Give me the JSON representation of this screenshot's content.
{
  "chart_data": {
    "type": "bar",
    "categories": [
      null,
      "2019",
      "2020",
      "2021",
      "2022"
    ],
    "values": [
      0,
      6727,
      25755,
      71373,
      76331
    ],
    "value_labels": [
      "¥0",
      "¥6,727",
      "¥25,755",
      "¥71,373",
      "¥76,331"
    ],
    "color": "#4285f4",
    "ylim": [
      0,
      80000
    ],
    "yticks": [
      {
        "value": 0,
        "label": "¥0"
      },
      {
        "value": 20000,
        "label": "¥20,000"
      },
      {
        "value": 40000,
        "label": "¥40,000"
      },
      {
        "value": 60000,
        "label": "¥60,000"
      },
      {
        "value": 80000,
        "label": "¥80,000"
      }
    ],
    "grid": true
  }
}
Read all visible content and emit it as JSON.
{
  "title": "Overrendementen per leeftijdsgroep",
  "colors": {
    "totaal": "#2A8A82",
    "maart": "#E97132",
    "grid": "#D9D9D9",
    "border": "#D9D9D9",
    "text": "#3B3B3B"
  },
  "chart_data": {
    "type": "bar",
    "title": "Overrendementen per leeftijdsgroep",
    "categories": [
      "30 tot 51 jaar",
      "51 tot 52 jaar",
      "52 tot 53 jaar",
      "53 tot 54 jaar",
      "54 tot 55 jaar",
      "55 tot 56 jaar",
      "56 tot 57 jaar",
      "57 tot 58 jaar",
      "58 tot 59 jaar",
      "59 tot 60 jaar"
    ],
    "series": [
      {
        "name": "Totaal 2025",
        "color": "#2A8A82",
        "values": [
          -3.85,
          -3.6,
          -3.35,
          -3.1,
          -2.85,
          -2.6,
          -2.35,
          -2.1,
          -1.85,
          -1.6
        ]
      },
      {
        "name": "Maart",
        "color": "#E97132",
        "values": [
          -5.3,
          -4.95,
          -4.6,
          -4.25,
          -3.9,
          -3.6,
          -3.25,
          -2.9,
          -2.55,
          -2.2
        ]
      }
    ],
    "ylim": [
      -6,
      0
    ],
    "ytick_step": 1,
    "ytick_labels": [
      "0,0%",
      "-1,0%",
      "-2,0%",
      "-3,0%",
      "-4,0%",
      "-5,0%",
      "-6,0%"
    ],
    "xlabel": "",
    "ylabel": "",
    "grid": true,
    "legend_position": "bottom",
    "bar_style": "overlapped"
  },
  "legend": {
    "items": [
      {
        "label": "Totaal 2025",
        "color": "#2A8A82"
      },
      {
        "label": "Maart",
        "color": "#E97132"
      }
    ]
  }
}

* [Instruction]:
Retype the listing. Match it exactly.

* [Finished exercise]:
Give me the JSON representation of this screenshot's content.
{
  "chart_data": {
    "type": "bar",
    "categories": [
      null,
      "2019",
      "2020",
      "2021",
      "2022"
    ],
    "values": [
      0,
      6727,
      25755,
      71373,
      76331
    ],
    "value_labels": [
      "¥0",
      "¥6,727",
      "¥25,755",
      "¥71,373",
      "¥76,331"
    ],
    "color": "#4285f4",
    "ylim": [
      0,
      80000
    ],
    "yticks": [
      {
        "value": 0,
        "label": "¥0"
      },
      {
        "value": 20000,
        "label": "¥20,000"
      },
      {
        "value": 40000,
        "label": "¥40,000"
      },
      {
        "value": 60000,
        "label": "¥60,000"
      },
      {
        "value": 80000,
        "label": "¥80,000"
      }
    ],
    "grid": true
  }
}
Read all visible content and emit it as JSON.
{
  "title": "Overrendementen per leeftijdsgroep",
  "colors": {
    "totaal": "#2A8A82",
    "maart": "#E97132",
    "grid": "#D9D9D9",
    "border": "#D9D9D9",
    "text": "#3B3B3B"
  },
  "chart_data": {
    "type": "bar",
    "title": "Overrendementen per leeftijdsgroep",
    "categories": [
      "30 tot 51 jaar",
      "51 tot 52 jaar",
      "52 tot 53 jaar",
      "53 tot 54 jaar",
      "54 tot 55 jaar",
      "55 tot 56 jaar",
      "56 tot 57 jaar",
      "57 tot 58 jaar",
      "58 tot 59 jaar",
      "59 tot 60 jaar"
    ],
    "series": [
      {
        "name": "Totaal 2025",
        "color": "#2A8A82",
        "values": [
          -3.85,
          -3.6,
          -3.35,
          -3.1,
          -2.85,
          -2.6,
          -2.35,
          -2.1,
          -1.85,
          -1.6
        ]
      },
      {
        "name": "Maart",
        "color": "#E97132",
        "values": [
          -5.3,
          -4.95,
          -4.6,
          -4.25,
          -3.9,
          -3.6,
          -3.25,
          -2.9,
          -2.55,
          -2.2
        ]
      }
    ],
    "ylim": [
      -6,
      0
    ],
    "ytick_step": 1,
    "ytick_labels": [
      "0,0%",
      "-1,0%",
      "-2,0%",
      "-3,0%",
      "-4,0%",
      "-5,0%",
      "-6,0%"
    ],
    "xlabel": "",
    "ylabel": "",
    "grid": true,
    "legend_position": "bottom",
    "bar_style": "overlapped"
  },
  "legend": {
    "items": [
      {
        "label": "Totaal 2025",
        "color": "#2A8A82"
      },
      {
        "label": "Maart",
        "color": "#E97132"
      }
    ]
  }
}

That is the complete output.